■ **EXERCISE TASK**: Transcribe the items below word for word, from the start of the items through the line containing "svg-text:137: 137 xyxy=(1193,507,1220,533)", including both ends.

■ **DATASET EXCERPTS**:

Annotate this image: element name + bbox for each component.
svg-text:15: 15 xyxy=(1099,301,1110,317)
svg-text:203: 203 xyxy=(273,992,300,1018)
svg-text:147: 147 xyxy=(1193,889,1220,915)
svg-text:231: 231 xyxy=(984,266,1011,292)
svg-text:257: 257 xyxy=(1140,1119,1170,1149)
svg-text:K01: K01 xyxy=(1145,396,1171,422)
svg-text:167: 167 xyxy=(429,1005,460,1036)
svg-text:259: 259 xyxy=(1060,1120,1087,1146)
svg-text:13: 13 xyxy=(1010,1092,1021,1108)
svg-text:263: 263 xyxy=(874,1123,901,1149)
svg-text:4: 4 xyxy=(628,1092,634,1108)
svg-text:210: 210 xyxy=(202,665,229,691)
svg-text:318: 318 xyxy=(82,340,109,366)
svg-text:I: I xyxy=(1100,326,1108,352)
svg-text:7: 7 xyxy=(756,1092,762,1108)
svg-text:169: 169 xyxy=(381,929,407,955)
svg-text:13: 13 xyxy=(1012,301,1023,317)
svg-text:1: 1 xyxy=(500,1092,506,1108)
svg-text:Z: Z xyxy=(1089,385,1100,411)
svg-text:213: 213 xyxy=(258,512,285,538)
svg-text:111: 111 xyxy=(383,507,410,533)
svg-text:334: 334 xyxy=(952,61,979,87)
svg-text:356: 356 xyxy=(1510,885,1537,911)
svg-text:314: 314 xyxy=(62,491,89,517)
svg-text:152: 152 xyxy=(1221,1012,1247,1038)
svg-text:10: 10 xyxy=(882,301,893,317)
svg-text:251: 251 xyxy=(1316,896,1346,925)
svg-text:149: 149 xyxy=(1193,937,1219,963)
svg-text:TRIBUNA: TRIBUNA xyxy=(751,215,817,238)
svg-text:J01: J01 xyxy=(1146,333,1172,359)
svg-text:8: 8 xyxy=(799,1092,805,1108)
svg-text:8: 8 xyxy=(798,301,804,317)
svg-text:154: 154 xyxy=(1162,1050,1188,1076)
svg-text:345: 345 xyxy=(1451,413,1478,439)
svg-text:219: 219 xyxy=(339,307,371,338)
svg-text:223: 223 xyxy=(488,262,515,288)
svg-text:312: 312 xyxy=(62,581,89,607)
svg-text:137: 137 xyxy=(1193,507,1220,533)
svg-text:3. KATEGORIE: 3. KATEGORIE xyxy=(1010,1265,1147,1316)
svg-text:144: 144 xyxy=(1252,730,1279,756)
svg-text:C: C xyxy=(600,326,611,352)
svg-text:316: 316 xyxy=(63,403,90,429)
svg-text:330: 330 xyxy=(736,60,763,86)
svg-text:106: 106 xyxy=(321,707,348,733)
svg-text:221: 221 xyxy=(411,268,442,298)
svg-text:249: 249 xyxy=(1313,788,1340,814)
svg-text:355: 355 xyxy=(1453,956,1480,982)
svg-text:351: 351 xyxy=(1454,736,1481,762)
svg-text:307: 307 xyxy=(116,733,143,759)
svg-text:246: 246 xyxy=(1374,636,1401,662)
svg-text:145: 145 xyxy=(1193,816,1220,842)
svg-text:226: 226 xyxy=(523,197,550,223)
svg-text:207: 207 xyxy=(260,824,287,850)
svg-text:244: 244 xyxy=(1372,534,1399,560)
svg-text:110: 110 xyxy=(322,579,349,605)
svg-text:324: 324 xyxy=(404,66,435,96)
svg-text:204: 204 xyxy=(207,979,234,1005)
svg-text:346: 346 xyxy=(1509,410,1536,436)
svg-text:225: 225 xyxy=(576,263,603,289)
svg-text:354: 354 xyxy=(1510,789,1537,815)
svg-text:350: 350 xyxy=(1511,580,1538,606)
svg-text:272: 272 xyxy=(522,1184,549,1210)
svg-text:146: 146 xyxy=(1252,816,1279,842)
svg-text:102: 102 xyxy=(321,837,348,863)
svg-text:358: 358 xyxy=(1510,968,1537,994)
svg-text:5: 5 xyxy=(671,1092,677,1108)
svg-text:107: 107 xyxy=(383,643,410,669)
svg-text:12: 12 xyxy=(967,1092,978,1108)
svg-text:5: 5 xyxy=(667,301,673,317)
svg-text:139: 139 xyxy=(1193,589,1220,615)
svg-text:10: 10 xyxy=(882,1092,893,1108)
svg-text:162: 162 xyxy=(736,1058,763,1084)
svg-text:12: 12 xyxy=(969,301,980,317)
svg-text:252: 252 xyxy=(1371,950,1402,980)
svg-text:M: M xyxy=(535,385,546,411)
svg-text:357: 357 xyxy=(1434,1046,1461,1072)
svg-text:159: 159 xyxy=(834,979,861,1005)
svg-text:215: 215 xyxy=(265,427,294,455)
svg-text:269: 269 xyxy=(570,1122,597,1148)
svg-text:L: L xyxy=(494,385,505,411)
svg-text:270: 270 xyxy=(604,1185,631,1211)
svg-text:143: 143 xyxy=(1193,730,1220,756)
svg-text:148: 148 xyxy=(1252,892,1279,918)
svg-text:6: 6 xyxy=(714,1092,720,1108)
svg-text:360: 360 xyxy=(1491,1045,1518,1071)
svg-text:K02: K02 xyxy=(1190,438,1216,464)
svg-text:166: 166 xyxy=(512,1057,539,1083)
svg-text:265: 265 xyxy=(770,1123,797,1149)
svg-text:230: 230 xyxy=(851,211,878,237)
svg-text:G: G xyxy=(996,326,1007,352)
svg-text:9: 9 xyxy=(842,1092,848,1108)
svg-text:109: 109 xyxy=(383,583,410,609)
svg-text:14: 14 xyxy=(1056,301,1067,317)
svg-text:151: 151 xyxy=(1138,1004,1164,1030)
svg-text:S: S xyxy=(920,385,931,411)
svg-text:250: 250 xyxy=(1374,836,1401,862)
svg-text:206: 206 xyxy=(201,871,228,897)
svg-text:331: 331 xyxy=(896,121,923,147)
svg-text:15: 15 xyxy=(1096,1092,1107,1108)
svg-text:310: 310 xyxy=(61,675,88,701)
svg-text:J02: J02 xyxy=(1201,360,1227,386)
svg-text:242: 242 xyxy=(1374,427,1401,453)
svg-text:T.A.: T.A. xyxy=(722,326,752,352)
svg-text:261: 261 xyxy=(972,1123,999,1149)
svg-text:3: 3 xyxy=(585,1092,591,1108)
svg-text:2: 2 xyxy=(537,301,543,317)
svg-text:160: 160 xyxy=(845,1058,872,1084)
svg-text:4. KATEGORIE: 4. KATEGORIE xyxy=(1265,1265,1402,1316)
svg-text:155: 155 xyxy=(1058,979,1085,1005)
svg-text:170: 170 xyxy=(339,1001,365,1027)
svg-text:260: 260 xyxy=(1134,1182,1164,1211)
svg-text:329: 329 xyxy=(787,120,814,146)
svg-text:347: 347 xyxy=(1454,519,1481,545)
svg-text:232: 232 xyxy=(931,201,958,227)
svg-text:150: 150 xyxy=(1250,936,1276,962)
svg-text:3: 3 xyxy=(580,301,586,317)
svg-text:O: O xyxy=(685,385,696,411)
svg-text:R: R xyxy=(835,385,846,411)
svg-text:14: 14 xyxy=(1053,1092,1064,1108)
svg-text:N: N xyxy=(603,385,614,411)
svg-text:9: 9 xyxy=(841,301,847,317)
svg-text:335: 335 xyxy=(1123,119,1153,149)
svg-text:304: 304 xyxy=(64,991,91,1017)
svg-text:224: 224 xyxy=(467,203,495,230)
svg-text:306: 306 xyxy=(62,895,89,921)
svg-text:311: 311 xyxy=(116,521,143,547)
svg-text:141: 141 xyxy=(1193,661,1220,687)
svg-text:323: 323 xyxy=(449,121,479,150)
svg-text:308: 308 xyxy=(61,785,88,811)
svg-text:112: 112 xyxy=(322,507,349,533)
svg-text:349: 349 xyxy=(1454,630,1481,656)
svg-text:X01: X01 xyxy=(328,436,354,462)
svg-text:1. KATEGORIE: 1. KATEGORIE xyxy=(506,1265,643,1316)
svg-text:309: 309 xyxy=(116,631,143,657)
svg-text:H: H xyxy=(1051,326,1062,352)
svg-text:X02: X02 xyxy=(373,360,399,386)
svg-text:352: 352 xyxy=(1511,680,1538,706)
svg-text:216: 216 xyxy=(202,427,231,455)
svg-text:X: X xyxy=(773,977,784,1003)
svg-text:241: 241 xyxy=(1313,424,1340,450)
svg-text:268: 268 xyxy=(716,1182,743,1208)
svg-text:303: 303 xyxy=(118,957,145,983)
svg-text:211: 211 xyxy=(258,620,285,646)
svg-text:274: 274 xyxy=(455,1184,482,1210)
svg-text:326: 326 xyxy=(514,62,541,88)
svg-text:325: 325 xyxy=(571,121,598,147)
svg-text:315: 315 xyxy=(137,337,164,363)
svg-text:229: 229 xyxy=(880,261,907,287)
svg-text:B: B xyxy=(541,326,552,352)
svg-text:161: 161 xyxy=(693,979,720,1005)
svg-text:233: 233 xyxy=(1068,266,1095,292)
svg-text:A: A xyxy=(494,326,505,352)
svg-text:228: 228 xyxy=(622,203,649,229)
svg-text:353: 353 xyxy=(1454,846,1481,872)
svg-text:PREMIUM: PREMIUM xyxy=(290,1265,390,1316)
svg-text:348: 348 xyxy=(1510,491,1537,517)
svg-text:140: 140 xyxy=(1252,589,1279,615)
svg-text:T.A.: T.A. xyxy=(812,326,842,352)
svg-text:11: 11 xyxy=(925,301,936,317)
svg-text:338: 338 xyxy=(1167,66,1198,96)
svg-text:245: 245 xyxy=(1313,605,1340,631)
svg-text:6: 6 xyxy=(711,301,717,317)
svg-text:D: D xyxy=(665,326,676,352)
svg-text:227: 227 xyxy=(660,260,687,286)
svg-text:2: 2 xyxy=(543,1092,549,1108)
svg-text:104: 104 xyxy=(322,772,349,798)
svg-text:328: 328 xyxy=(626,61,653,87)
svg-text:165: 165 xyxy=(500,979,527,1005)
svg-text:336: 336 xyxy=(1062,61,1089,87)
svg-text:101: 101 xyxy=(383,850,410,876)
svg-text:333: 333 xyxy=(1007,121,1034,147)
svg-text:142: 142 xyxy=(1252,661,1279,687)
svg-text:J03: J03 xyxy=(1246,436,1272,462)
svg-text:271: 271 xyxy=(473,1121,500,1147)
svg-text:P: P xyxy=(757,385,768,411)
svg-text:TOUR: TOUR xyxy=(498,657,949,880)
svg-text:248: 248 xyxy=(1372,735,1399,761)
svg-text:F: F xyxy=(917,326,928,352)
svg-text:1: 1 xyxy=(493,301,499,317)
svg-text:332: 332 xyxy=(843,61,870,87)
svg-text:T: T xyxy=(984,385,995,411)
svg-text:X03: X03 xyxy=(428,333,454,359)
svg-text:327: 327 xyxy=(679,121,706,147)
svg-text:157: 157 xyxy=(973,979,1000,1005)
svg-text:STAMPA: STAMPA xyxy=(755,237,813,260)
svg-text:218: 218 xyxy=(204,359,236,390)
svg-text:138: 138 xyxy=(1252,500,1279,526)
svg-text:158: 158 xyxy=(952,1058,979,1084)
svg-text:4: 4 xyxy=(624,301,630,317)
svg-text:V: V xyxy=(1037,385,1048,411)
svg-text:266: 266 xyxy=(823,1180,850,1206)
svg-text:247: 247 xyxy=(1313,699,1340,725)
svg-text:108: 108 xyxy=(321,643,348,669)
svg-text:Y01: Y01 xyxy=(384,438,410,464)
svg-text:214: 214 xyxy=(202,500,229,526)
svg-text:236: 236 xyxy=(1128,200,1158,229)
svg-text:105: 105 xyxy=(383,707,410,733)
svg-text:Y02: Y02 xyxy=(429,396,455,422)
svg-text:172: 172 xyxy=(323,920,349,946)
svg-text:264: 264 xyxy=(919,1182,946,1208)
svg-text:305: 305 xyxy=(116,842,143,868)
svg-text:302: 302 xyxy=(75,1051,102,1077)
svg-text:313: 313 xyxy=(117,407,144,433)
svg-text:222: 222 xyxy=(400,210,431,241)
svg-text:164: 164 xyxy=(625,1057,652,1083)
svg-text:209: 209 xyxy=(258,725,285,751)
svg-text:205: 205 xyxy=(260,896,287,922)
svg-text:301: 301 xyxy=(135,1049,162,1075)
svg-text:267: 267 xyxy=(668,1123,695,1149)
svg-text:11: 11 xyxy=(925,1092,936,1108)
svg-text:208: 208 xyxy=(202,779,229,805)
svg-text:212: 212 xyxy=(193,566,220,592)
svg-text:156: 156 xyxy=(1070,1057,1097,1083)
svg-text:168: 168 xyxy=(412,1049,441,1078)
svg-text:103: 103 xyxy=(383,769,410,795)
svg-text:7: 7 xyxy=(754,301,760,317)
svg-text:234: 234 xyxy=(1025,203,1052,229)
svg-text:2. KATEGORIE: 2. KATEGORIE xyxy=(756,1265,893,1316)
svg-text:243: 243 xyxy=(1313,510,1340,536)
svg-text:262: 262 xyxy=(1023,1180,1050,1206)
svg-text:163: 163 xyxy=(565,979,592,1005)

■ **IN RESPONSE**:
Annotate this image: element name + bbox for each component.
svg-text:15: 15 xyxy=(1099,301,1110,317)
svg-text:203: 203 xyxy=(273,992,300,1018)
svg-text:147: 147 xyxy=(1193,889,1220,915)
svg-text:231: 231 xyxy=(984,266,1011,292)
svg-text:257: 257 xyxy=(1140,1119,1170,1149)
svg-text:K01: K01 xyxy=(1145,396,1171,422)
svg-text:167: 167 xyxy=(429,1005,460,1036)
svg-text:259: 259 xyxy=(1060,1120,1087,1146)
svg-text:13: 13 xyxy=(1010,1092,1021,1108)
svg-text:263: 263 xyxy=(874,1123,901,1149)
svg-text:4: 4 xyxy=(628,1092,634,1108)
svg-text:210: 210 xyxy=(202,665,229,691)
svg-text:318: 318 xyxy=(82,340,109,366)
svg-text:I: I xyxy=(1100,326,1108,352)
svg-text:7: 7 xyxy=(756,1092,762,1108)
svg-text:169: 169 xyxy=(381,929,407,955)
svg-text:13: 13 xyxy=(1012,301,1023,317)
svg-text:1: 1 xyxy=(500,1092,506,1108)
svg-text:Z: Z xyxy=(1089,385,1100,411)
svg-text:213: 213 xyxy=(258,512,285,538)
svg-text:111: 111 xyxy=(383,507,410,533)
svg-text:334: 334 xyxy=(952,61,979,87)
svg-text:356: 356 xyxy=(1510,885,1537,911)
svg-text:314: 314 xyxy=(62,491,89,517)
svg-text:152: 152 xyxy=(1221,1012,1247,1038)
svg-text:10: 10 xyxy=(882,301,893,317)
svg-text:251: 251 xyxy=(1316,896,1346,925)
svg-text:149: 149 xyxy=(1193,937,1219,963)
svg-text:TRIBUNA: TRIBUNA xyxy=(751,215,817,238)
svg-text:J01: J01 xyxy=(1146,333,1172,359)
svg-text:8: 8 xyxy=(799,1092,805,1108)
svg-text:8: 8 xyxy=(798,301,804,317)
svg-text:154: 154 xyxy=(1162,1050,1188,1076)
svg-text:345: 345 xyxy=(1451,413,1478,439)
svg-text:219: 219 xyxy=(339,307,371,338)
svg-text:223: 223 xyxy=(488,262,515,288)
svg-text:312: 312 xyxy=(62,581,89,607)
svg-text:137: 137 xyxy=(1193,507,1220,533)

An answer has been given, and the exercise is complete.